Task to complete: Every line of the data must be copied exactly.

Data to process:
..............................
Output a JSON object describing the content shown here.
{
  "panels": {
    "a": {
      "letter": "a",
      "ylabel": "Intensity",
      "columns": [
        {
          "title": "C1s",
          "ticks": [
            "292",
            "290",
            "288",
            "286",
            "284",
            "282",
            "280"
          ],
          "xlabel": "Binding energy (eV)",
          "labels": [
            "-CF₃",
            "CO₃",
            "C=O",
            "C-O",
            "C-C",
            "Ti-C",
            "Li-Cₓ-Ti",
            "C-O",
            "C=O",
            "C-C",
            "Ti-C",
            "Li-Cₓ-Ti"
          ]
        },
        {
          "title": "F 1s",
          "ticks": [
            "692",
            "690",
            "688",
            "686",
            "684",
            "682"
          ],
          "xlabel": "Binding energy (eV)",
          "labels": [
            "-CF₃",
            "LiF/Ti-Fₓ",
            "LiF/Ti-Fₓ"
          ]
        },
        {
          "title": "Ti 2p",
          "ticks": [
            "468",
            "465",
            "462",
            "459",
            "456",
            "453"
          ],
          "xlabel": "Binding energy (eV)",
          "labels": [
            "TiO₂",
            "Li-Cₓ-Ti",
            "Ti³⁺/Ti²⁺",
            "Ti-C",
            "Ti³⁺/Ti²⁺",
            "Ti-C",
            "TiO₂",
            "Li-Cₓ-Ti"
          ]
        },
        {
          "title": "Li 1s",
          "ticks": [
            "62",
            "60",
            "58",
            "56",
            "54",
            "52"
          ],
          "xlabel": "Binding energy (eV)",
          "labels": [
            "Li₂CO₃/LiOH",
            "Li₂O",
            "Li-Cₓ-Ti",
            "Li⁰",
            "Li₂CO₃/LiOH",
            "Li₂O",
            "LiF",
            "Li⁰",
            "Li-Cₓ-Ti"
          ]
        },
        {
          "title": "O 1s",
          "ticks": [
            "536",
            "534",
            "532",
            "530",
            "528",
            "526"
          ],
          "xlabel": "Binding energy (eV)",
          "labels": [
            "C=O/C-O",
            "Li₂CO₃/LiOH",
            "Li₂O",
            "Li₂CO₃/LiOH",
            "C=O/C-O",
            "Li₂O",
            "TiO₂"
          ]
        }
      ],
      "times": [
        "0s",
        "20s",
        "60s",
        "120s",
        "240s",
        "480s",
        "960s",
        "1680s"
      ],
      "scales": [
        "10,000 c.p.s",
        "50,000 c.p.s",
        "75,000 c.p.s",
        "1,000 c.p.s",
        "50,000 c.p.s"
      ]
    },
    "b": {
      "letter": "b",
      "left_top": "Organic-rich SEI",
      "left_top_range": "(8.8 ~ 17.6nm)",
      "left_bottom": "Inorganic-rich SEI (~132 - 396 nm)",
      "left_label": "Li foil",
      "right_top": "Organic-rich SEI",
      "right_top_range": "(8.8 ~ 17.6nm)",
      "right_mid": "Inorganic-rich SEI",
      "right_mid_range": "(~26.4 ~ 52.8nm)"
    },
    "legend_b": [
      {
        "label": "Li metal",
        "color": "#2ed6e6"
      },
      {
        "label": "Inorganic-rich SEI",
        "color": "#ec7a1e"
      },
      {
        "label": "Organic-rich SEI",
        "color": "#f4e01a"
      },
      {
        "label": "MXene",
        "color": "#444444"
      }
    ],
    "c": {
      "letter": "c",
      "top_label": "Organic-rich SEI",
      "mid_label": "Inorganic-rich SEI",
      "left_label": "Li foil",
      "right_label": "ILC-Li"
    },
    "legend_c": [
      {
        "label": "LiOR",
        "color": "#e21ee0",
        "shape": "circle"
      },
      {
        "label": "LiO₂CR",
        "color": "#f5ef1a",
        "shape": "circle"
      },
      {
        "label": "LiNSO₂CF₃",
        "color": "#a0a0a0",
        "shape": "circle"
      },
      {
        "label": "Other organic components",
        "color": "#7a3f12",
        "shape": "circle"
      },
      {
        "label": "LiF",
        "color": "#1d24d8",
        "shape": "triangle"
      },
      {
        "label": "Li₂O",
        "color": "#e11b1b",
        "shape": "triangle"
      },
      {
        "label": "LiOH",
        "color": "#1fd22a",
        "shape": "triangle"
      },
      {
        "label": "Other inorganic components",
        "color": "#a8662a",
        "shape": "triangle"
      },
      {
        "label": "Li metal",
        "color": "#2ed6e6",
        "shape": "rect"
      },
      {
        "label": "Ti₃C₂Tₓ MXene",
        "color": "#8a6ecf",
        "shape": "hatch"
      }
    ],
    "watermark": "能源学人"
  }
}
..............................
Solution to this task:
Output a JSON object describing the content shown here.
{
  "panels": {
    "a": {
      "letter": "a",
      "ylabel": "Intensity",
      "columns": [
        {
          "title": "C1s",
          "ticks": [
            "292",
            "290",
            "288",
            "286",
            "284",
            "282",
            "280"
          ],
          "xlabel": "Binding energy (eV)",
          "labels": [
            "-CF₃",
            "CO₃",
            "C=O",
            "C-O",
            "C-C",
            "Ti-C",
            "Li-Cₓ-Ti",
            "C-O",
            "C=O",
            "C-C",
            "Ti-C",
            "Li-Cₓ-Ti"
          ]
        },
        {
          "title": "F 1s",
          "ticks": [
            "692",
            "690",
            "688",
            "686",
            "684",
            "682"
          ],
          "xlabel": "Binding energy (eV)",
          "labels": [
            "-CF₃",
            "LiF/Ti-Fₓ",
            "LiF/Ti-Fₓ"
          ]
        },
        {
          "title": "Ti 2p",
          "ticks": [
            "468",
            "465",
            "462",
            "459",
            "456",
            "453"
          ],
          "xlabel": "Binding energy (eV)",
          "labels": [
            "TiO₂",
            "Li-Cₓ-Ti",
            "Ti³⁺/Ti²⁺",
            "Ti-C",
            "Ti³⁺/Ti²⁺",
            "Ti-C",
            "TiO₂",
            "Li-Cₓ-Ti"
          ]
        },
        {
          "title": "Li 1s",
          "ticks": [
            "62",
            "60",
            "58",
            "56",
            "54",
            "52"
          ],
          "xlabel": "Binding energy (eV)",
          "labels": [
            "Li₂CO₃/LiOH",
            "Li₂O",
            "Li-Cₓ-Ti",
            "Li⁰",
            "Li₂CO₃/LiOH",
            "Li₂O",
            "LiF",
            "Li⁰",
            "Li-Cₓ-Ti"
          ]
        },
        {
          "title": "O 1s",
          "ticks": [
            "536",
            "534",
            "532",
            "530",
            "528",
            "526"
          ],
          "xlabel": "Binding energy (eV)",
          "labels": [
            "C=O/C-O",
            "Li₂CO₃/LiOH",
            "Li₂O",
            "Li₂CO₃/LiOH",
            "C=O/C-O",
            "Li₂O",
            "TiO₂"
          ]
        }
      ],
      "times": [
        "0s",
        "20s",
        "60s",
        "120s",
        "240s",
        "480s",
        "960s",
        "1680s"
      ],
      "scales": [
        "10,000 c.p.s",
        "50,000 c.p.s",
        "75,000 c.p.s",
        "1,000 c.p.s",
        "50,000 c.p.s"
      ]
    },
    "b": {
      "letter": "b",
      "left_top": "Organic-rich SEI",
      "left_top_range": "(8.8 ~ 17.6nm)",
      "left_bottom": "Inorganic-rich SEI (~132 - 396 nm)",
      "left_label": "Li foil",
      "right_top": "Organic-rich SEI",
      "right_top_range": "(8.8 ~ 17.6nm)",
      "right_mid": "Inorganic-rich SEI",
      "right_mid_range": "(~26.4 ~ 52.8nm)"
    },
    "legend_b": [
      {
        "label": "Li metal",
        "color": "#2ed6e6"
      },
      {
        "label": "Inorganic-rich SEI",
        "color": "#ec7a1e"
      },
      {
        "label": "Organic-rich SEI",
        "color": "#f4e01a"
      },
      {
        "label": "MXene",
        "color": "#444444"
      }
    ],
    "c": {
      "letter": "c",
      "top_label": "Organic-rich SEI",
      "mid_label": "Inorganic-rich SEI",
      "left_label": "Li foil",
      "right_label": "ILC-Li"
    },
    "legend_c": [
      {
        "label": "LiOR",
        "color": "#e21ee0",
        "shape": "circle"
      },
      {
        "label": "LiO₂CR",
        "color": "#f5ef1a",
        "shape": "circle"
      },
      {
        "label": "LiNSO₂CF₃",
        "color": "#a0a0a0",
        "shape": "circle"
      },
      {
        "label": "Other organic components",
        "color": "#7a3f12",
        "shape": "circle"
      },
      {
        "label": "LiF",
        "color": "#1d24d8",
        "shape": "triangle"
      },
      {
        "label": "Li₂O",
        "color": "#e11b1b",
        "shape": "triangle"
      },
      {
        "label": "LiOH",
        "color": "#1fd22a",
        "shape": "triangle"
      },
      {
        "label": "Other inorganic components",
        "color": "#a8662a",
        "shape": "triangle"
      },
      {
        "label": "Li metal",
        "color": "#2ed6e6",
        "shape": "rect"
      },
      {
        "label": "Ti₃C₂Tₓ MXene",
        "color": "#8a6ecf",
        "shape": "hatch"
      }
    ],
    "watermark": "能源学人"
  }
}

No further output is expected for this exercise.